======== Data entries ========
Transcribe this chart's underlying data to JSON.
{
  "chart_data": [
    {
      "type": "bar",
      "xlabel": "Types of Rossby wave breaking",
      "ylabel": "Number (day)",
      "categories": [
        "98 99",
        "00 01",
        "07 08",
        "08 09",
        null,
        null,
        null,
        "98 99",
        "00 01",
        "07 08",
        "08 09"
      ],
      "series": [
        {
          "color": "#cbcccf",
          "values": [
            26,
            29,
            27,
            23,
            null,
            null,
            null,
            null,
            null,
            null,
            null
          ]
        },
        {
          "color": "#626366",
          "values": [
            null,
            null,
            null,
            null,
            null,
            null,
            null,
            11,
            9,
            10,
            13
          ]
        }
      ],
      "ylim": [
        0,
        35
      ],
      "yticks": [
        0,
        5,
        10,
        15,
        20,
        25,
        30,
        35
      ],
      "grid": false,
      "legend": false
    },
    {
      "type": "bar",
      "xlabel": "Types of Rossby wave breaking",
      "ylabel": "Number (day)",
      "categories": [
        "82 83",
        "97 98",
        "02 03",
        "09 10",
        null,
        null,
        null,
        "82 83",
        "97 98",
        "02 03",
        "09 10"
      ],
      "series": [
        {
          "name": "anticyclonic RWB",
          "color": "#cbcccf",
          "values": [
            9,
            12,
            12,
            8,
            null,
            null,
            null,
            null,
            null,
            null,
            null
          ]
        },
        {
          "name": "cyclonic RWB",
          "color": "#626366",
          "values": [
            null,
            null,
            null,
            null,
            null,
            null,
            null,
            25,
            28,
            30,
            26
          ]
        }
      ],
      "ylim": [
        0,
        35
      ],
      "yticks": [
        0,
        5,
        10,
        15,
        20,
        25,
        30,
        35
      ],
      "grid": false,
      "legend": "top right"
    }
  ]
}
========
**Do this**
All of the entries should be written out again exactly.

**Written answer**
Transcribe this chart's underlying data to JSON.
{
  "chart_data": [
    {
      "type": "bar",
      "xlabel": "Types of Rossby wave breaking",
      "ylabel": "Number (day)",
      "categories": [
        "98 99",
        "00 01",
        "07 08",
        "08 09",
        null,
        null,
        null,
        "98 99",
        "00 01",
        "07 08",
        "08 09"
      ],
      "series": [
        {
          "color": "#cbcccf",
          "values": [
            26,
            29,
            27,
            23,
            null,
            null,
            null,
            null,
            null,
            null,
            null
          ]
        },
        {
          "color": "#626366",
          "values": [
            null,
            null,
            null,
            null,
            null,
            null,
            null,
            11,
            9,
            10,
            13
          ]
        }
      ],
      "ylim": [
        0,
        35
      ],
      "yticks": [
        0,
        5,
        10,
        15,
        20,
        25,
        30,
        35
      ],
      "grid": false,
      "legend": false
    },
    {
      "type": "bar",
      "xlabel": "Types of Rossby wave breaking",
      "ylabel": "Number (day)",
      "categories": [
        "82 83",
        "97 98",
        "02 03",
        "09 10",
        null,
        null,
        null,
        "82 83",
        "97 98",
        "02 03",
        "09 10"
      ],
      "series": [
        {
          "name": "anticyclonic RWB",
          "color": "#cbcccf",
          "values": [
            9,
            12,
            12,
            8,
            null,
            null,
            null,
            null,
            null,
            null,
            null
          ]
        },
        {
          "name": "cyclonic RWB",
          "color": "#626366",
          "values": [
            null,
            null,
            null,
            null,
            null,
            null,
            null,
            25,
            28,
            30,
            26
          ]
        }
      ],
      "ylim": [
        0,
        35
      ],
      "yticks": [
        0,
        5,
        10,
        15,
        20,
        25,
        30,
        35
      ],
      "grid": false,
      "legend": "top right"
    }
  ]
}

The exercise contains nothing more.